Figure data in JSON
════════

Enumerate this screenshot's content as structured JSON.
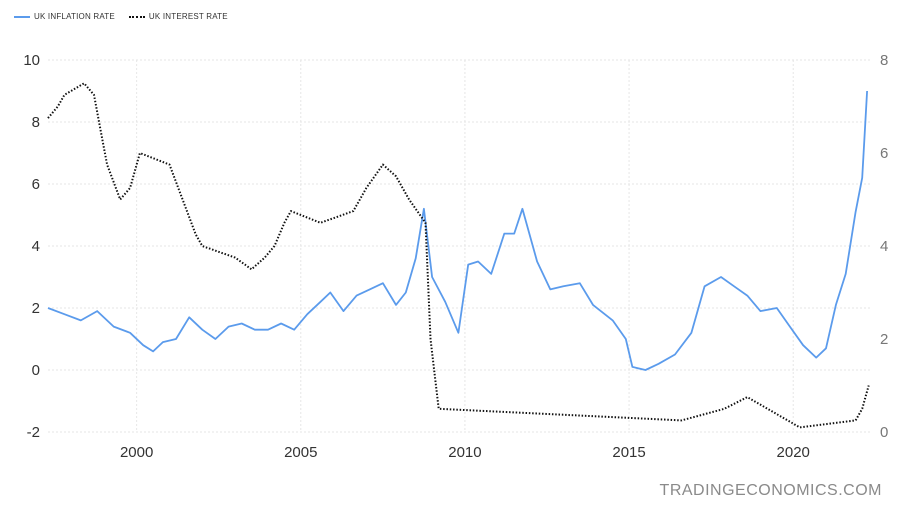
{
  "legend": {
    "series1": "UK INFLATION RATE",
    "series2": "UK INTEREST RATE"
  },
  "watermark": "TRADINGECONOMICS.COM",
  "colors": {
    "inflation": "#5b9bec",
    "interest": "#111111",
    "grid": "#e6e6e6"
  },
  "chart_data": {
    "type": "line",
    "x_ticks": [
      2000,
      2005,
      2010,
      2015,
      2020
    ],
    "x_range": [
      1997.3,
      2022.4
    ],
    "left_axis": {
      "range": [
        -2,
        10
      ],
      "ticks": [
        -2,
        0,
        2,
        4,
        6,
        8,
        10
      ]
    },
    "right_axis": {
      "range": [
        0,
        8
      ],
      "ticks": [
        0,
        2,
        4,
        6,
        8
      ]
    },
    "grid": true,
    "legend_position": "top-left",
    "series": [
      {
        "name": "UK INFLATION RATE",
        "axis": "left",
        "style": "solid",
        "points": [
          [
            1997.3,
            2.0
          ],
          [
            1997.8,
            1.8
          ],
          [
            1998.3,
            1.6
          ],
          [
            1998.8,
            1.9
          ],
          [
            1999.3,
            1.4
          ],
          [
            1999.8,
            1.2
          ],
          [
            2000.2,
            0.8
          ],
          [
            2000.5,
            0.6
          ],
          [
            2000.8,
            0.9
          ],
          [
            2001.2,
            1.0
          ],
          [
            2001.6,
            1.7
          ],
          [
            2002.0,
            1.3
          ],
          [
            2002.4,
            1.0
          ],
          [
            2002.8,
            1.4
          ],
          [
            2003.2,
            1.5
          ],
          [
            2003.6,
            1.3
          ],
          [
            2004.0,
            1.3
          ],
          [
            2004.4,
            1.5
          ],
          [
            2004.8,
            1.3
          ],
          [
            2005.2,
            1.8
          ],
          [
            2005.6,
            2.2
          ],
          [
            2005.9,
            2.5
          ],
          [
            2006.3,
            1.9
          ],
          [
            2006.7,
            2.4
          ],
          [
            2007.1,
            2.6
          ],
          [
            2007.5,
            2.8
          ],
          [
            2007.9,
            2.1
          ],
          [
            2008.2,
            2.5
          ],
          [
            2008.5,
            3.6
          ],
          [
            2008.75,
            5.2
          ],
          [
            2009.0,
            3.0
          ],
          [
            2009.4,
            2.2
          ],
          [
            2009.8,
            1.2
          ],
          [
            2010.1,
            3.4
          ],
          [
            2010.4,
            3.5
          ],
          [
            2010.8,
            3.1
          ],
          [
            2011.2,
            4.4
          ],
          [
            2011.5,
            4.4
          ],
          [
            2011.75,
            5.2
          ],
          [
            2012.2,
            3.5
          ],
          [
            2012.6,
            2.6
          ],
          [
            2013.0,
            2.7
          ],
          [
            2013.5,
            2.8
          ],
          [
            2013.9,
            2.1
          ],
          [
            2014.5,
            1.6
          ],
          [
            2014.9,
            1.0
          ],
          [
            2015.1,
            0.1
          ],
          [
            2015.5,
            0.0
          ],
          [
            2015.9,
            0.2
          ],
          [
            2016.4,
            0.5
          ],
          [
            2016.9,
            1.2
          ],
          [
            2017.3,
            2.7
          ],
          [
            2017.8,
            3.0
          ],
          [
            2018.2,
            2.7
          ],
          [
            2018.6,
            2.4
          ],
          [
            2019.0,
            1.9
          ],
          [
            2019.5,
            2.0
          ],
          [
            2019.9,
            1.4
          ],
          [
            2020.3,
            0.8
          ],
          [
            2020.7,
            0.4
          ],
          [
            2021.0,
            0.7
          ],
          [
            2021.3,
            2.1
          ],
          [
            2021.6,
            3.1
          ],
          [
            2021.9,
            5.1
          ],
          [
            2022.1,
            6.2
          ],
          [
            2022.25,
            9.0
          ]
        ]
      },
      {
        "name": "UK INTEREST RATE",
        "axis": "right",
        "style": "dotted",
        "points": [
          [
            1997.3,
            6.75
          ],
          [
            1997.6,
            7.0
          ],
          [
            1997.8,
            7.25
          ],
          [
            1998.4,
            7.5
          ],
          [
            1998.7,
            7.25
          ],
          [
            1998.9,
            6.5
          ],
          [
            1999.1,
            5.75
          ],
          [
            1999.5,
            5.0
          ],
          [
            1999.8,
            5.25
          ],
          [
            2000.1,
            6.0
          ],
          [
            2001.0,
            5.75
          ],
          [
            2001.4,
            5.0
          ],
          [
            2001.8,
            4.25
          ],
          [
            2002.0,
            4.0
          ],
          [
            2003.0,
            3.75
          ],
          [
            2003.5,
            3.5
          ],
          [
            2003.9,
            3.75
          ],
          [
            2004.2,
            4.0
          ],
          [
            2004.5,
            4.5
          ],
          [
            2004.7,
            4.75
          ],
          [
            2005.6,
            4.5
          ],
          [
            2006.6,
            4.75
          ],
          [
            2007.0,
            5.25
          ],
          [
            2007.5,
            5.75
          ],
          [
            2007.9,
            5.5
          ],
          [
            2008.3,
            5.0
          ],
          [
            2008.8,
            4.5
          ],
          [
            2008.95,
            2.0
          ],
          [
            2009.2,
            0.5
          ],
          [
            2016.6,
            0.25
          ],
          [
            2017.9,
            0.5
          ],
          [
            2018.6,
            0.75
          ],
          [
            2020.2,
            0.1
          ],
          [
            2021.9,
            0.25
          ],
          [
            2022.1,
            0.5
          ],
          [
            2022.3,
            1.0
          ]
        ]
      }
    ]
  }
}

════════

** Aim **
Copy all the records above exactly, but leave out the pictures.

** Response for this exercise **
Enumerate this screenshot's content as structured JSON.
{
  "legend": {
    "series1": "UK INFLATION RATE",
    "series2": "UK INTEREST RATE"
  },
  "watermark": "TRADINGECONOMICS.COM",
  "colors": {
    "inflation": "#5b9bec",
    "interest": "#111111",
    "grid": "#e6e6e6"
  },
  "chart_data": {
    "type": "line",
    "x_ticks": [
      2000,
      2005,
      2010,
      2015,
      2020
    ],
    "x_range": [
      1997.3,
      2022.4
    ],
    "left_axis": {
      "range": [
        -2,
        10
      ],
      "ticks": [
        -2,
        0,
        2,
        4,
        6,
        8,
        10
      ]
    },
    "right_axis": {
      "range": [
        0,
        8
      ],
      "ticks": [
        0,
        2,
        4,
        6,
        8
      ]
    },
    "grid": true,
    "legend_position": "top-left",
    "series": [
      {
        "name": "UK INFLATION RATE",
        "axis": "left",
        "style": "solid",
        "points": [
          [
            1997.3,
            2.0
          ],
          [
            1997.8,
            1.8
          ],
          [
            1998.3,
            1.6
          ],
          [
            1998.8,
            1.9
          ],
          [
            1999.3,
            1.4
          ],
          [
            1999.8,
            1.2
          ],
          [
            2000.2,
            0.8
          ],
          [
            2000.5,
            0.6
          ],
          [
            2000.8,
            0.9
          ],
          [
            2001.2,
            1.0
          ],
          [
            2001.6,
            1.7
          ],
          [
            2002.0,
            1.3
          ],
          [
            2002.4,
            1.0
          ],
          [
            2002.8,
            1.4
          ],
          [
            2003.2,
            1.5
          ],
          [
            2003.6,
            1.3
          ],
          [
            2004.0,
            1.3
          ],
          [
            2004.4,
            1.5
          ],
          [
            2004.8,
            1.3
          ],
          [
            2005.2,
            1.8
          ],
          [
            2005.6,
            2.2
          ],
          [
            2005.9,
            2.5
          ],
          [
            2006.3,
            1.9
          ],
          [
            2006.7,
            2.4
          ],
          [
            2007.1,
            2.6
          ],
          [
            2007.5,
            2.8
          ],
          [
            2007.9,
            2.1
          ],
          [
            2008.2,
            2.5
          ],
          [
            2008.5,
            3.6
          ],
          [
            2008.75,
            5.2
          ],
          [
            2009.0,
            3.0
          ],
          [
            2009.4,
            2.2
          ],
          [
            2009.8,
            1.2
          ],
          [
            2010.1,
            3.4
          ],
          [
            2010.4,
            3.5
          ],
          [
            2010.8,
            3.1
          ],
          [
            2011.2,
            4.4
          ],
          [
            2011.5,
            4.4
          ],
          [
            2011.75,
            5.2
          ],
          [
            2012.2,
            3.5
          ],
          [
            2012.6,
            2.6
          ],
          [
            2013.0,
            2.7
          ],
          [
            2013.5,
            2.8
          ],
          [
            2013.9,
            2.1
          ],
          [
            2014.5,
            1.6
          ],
          [
            2014.9,
            1.0
          ],
          [
            2015.1,
            0.1
          ],
          [
            2015.5,
            0.0
          ],
          [
            2015.9,
            0.2
          ],
          [
            2016.4,
            0.5
          ],
          [
            2016.9,
            1.2
          ],
          [
            2017.3,
            2.7
          ],
          [
            2017.8,
            3.0
          ],
          [
            2018.2,
            2.7
          ],
          [
            2018.6,
            2.4
          ],
          [
            2019.0,
            1.9
          ],
          [
            2019.5,
            2.0
          ],
          [
            2019.9,
            1.4
          ],
          [
            2020.3,
            0.8
          ],
          [
            2020.7,
            0.4
          ],
          [
            2021.0,
            0.7
          ],
          [
            2021.3,
            2.1
          ],
          [
            2021.6,
            3.1
          ],
          [
            2021.9,
            5.1
          ],
          [
            2022.1,
            6.2
          ],
          [
            2022.25,
            9.0
          ]
        ]
      },
      {
        "name": "UK INTEREST RATE",
        "axis": "right",
        "style": "dotted",
        "points": [
          [
            1997.3,
            6.75
          ],
          [
            1997.6,
            7.0
          ],
          [
            1997.8,
            7.25
          ],
          [
            1998.4,
            7.5
          ],
          [
            1998.7,
            7.25
          ],
          [
            1998.9,
            6.5
          ],
          [
            1999.1,
            5.75
          ],
          [
            1999.5,
            5.0
          ],
          [
            1999.8,
            5.25
          ],
          [
            2000.1,
            6.0
          ],
          [
            2001.0,
            5.75
          ],
          [
            2001.4,
            5.0
          ],
          [
            2001.8,
            4.25
          ],
          [
            2002.0,
            4.0
          ],
          [
            2003.0,
            3.75
          ],
          [
            2003.5,
            3.5
          ],
          [
            2003.9,
            3.75
          ],
          [
            2004.2,
            4.0
          ],
          [
            2004.5,
            4.5
          ],
          [
            2004.7,
            4.75
          ],
          [
            2005.6,
            4.5
          ],
          [
            2006.6,
            4.75
          ],
          [
            2007.0,
            5.25
          ],
          [
            2007.5,
            5.75
          ],
          [
            2007.9,
            5.5
          ],
          [
            2008.3,
            5.0
          ],
          [
            2008.8,
            4.5
          ],
          [
            2008.95,
            2.0
          ],
          [
            2009.2,
            0.5
          ],
          [
            2016.6,
            0.25
          ],
          [
            2017.9,
            0.5
          ],
          [
            2018.6,
            0.75
          ],
          [
            2020.2,
            0.1
          ],
          [
            2021.9,
            0.25
          ],
          [
            2022.1,
            0.5
          ],
          [
            2022.3,
            1.0
          ]
        ]
      }
    ]
  }
}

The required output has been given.